Records for this exercise start

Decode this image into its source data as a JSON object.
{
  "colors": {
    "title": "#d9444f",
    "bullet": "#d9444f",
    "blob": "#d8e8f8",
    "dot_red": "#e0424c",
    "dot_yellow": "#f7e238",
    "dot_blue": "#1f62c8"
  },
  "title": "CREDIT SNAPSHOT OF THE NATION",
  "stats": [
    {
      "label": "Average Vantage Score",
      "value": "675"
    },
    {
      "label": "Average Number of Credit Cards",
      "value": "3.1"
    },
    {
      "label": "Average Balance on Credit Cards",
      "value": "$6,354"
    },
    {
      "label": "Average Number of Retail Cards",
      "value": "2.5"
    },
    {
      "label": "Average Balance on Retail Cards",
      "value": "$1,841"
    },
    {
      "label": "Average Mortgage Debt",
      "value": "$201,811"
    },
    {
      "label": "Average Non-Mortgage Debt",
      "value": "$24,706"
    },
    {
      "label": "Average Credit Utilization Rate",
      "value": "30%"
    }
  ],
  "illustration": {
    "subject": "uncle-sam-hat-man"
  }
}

Records for this exercise end

▶ **What you have to do**: Every record above needs to be repeated word for word.

▶ **The response**:
Decode this image into its source data as a JSON object.
{
  "colors": {
    "title": "#d9444f",
    "bullet": "#d9444f",
    "blob": "#d8e8f8",
    "dot_red": "#e0424c",
    "dot_yellow": "#f7e238",
    "dot_blue": "#1f62c8"
  },
  "title": "CREDIT SNAPSHOT OF THE NATION",
  "stats": [
    {
      "label": "Average Vantage Score",
      "value": "675"
    },
    {
      "label": "Average Number of Credit Cards",
      "value": "3.1"
    },
    {
      "label": "Average Balance on Credit Cards",
      "value": "$6,354"
    },
    {
      "label": "Average Number of Retail Cards",
      "value": "2.5"
    },
    {
      "label": "Average Balance on Retail Cards",
      "value": "$1,841"
    },
    {
      "label": "Average Mortgage Debt",
      "value": "$201,811"
    },
    {
      "label": "Average Non-Mortgage Debt",
      "value": "$24,706"
    },
    {
      "label": "Average Credit Utilization Rate",
      "value": "30%"
    }
  ],
  "illustration": {
    "subject": "uncle-sam-hat-man"
  }
}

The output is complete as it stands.